■ **Aim of the exercise**
Show all lines holding the string "化学助剂".

(Stored entries)
▽
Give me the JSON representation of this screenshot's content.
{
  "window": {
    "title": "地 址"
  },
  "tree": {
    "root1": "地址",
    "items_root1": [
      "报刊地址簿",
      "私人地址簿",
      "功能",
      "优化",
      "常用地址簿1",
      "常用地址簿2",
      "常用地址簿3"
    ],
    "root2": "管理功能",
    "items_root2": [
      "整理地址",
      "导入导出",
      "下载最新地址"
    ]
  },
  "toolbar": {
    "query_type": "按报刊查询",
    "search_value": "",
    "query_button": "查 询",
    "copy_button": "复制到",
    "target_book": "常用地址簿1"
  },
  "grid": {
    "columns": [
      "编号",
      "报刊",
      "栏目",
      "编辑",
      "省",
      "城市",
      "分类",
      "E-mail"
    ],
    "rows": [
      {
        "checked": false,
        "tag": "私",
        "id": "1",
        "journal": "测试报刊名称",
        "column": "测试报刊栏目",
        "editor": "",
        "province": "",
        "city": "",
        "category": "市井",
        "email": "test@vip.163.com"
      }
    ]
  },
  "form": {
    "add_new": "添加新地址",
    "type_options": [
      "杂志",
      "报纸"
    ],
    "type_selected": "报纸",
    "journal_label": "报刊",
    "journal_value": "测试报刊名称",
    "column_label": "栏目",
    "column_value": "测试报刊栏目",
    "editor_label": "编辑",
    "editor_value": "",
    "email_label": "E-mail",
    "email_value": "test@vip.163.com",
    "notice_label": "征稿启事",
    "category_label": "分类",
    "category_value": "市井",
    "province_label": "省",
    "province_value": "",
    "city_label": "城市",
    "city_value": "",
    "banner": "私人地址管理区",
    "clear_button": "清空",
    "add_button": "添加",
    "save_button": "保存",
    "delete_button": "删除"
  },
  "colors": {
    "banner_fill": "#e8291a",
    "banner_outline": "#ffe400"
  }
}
△
▽
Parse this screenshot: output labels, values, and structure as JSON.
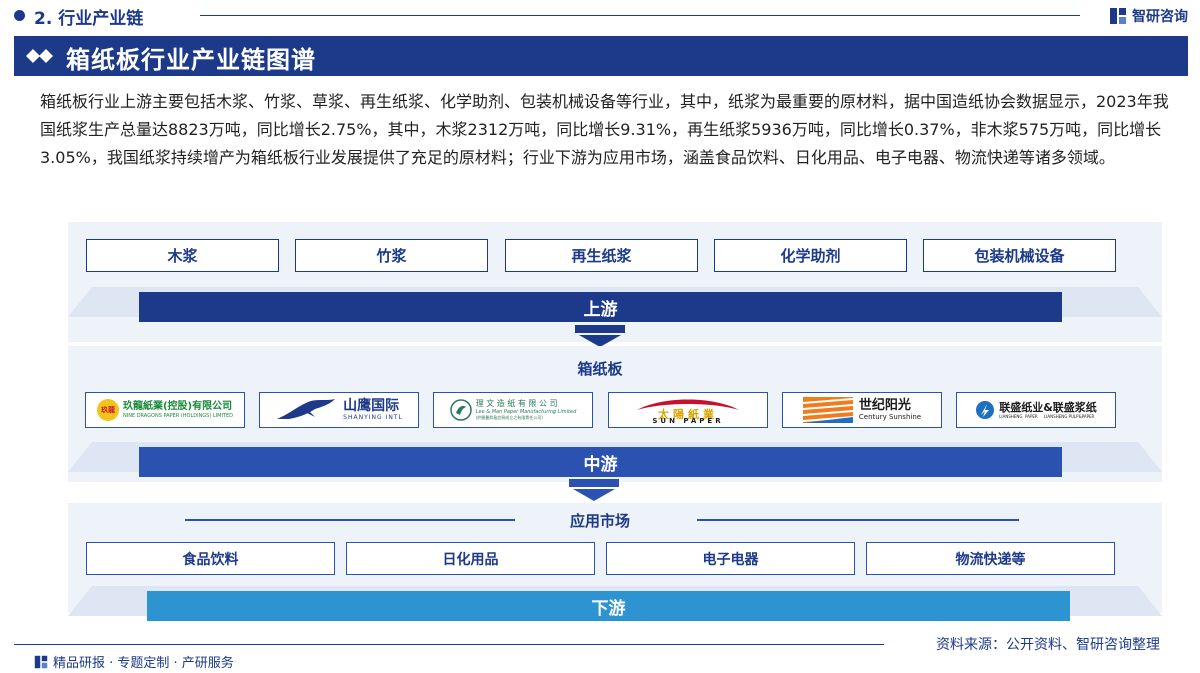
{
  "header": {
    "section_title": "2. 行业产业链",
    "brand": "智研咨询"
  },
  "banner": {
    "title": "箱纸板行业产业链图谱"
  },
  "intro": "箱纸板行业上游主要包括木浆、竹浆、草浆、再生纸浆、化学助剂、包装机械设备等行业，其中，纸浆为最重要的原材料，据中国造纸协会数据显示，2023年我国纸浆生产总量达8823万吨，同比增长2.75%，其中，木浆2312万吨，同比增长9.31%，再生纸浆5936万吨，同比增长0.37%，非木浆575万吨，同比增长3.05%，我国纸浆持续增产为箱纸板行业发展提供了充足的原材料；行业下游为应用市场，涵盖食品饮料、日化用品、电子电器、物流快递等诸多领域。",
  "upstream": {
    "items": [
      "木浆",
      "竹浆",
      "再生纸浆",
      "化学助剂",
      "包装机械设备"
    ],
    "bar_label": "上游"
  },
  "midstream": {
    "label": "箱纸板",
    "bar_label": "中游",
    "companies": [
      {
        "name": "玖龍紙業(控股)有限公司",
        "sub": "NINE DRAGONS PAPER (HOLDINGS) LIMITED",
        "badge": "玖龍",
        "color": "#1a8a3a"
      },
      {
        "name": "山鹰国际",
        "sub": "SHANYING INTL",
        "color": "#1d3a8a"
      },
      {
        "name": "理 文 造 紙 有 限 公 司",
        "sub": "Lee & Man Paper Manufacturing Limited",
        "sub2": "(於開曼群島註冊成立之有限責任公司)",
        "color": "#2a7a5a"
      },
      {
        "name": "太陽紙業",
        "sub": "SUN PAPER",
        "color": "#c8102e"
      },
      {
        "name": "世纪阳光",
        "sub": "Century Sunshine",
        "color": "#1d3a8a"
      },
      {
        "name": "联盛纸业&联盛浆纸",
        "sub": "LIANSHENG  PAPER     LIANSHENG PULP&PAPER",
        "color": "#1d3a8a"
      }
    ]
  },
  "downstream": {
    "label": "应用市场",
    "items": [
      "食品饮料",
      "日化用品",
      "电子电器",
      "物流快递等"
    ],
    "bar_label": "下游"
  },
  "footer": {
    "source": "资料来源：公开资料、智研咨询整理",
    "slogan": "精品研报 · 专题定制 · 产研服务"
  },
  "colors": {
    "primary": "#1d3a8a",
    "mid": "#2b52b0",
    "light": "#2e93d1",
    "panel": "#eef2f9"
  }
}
△
■ **Solution to the problem**
  "intro": "箱纸板行业上游主要包括木浆、竹浆、草浆、再生纸浆、化学助剂、包装机械设备等行业，其中，纸浆为最重要的原材料，据中国造纸协会数据显示，2023年我国纸浆生产总量达8823万吨，同比增长2.75%，其中，木浆2312万吨，同比增长9.31%，再生纸浆5936万吨，同比增长0.37%，非木浆575万吨，同比增长3.05%，我国纸浆持续增产为箱纸板行业发展提供了充足的原材料；行业下游为应用市场，涵盖食品饮料、日化用品、电子电器、物流快递等诸多领域。",
      "化学助剂",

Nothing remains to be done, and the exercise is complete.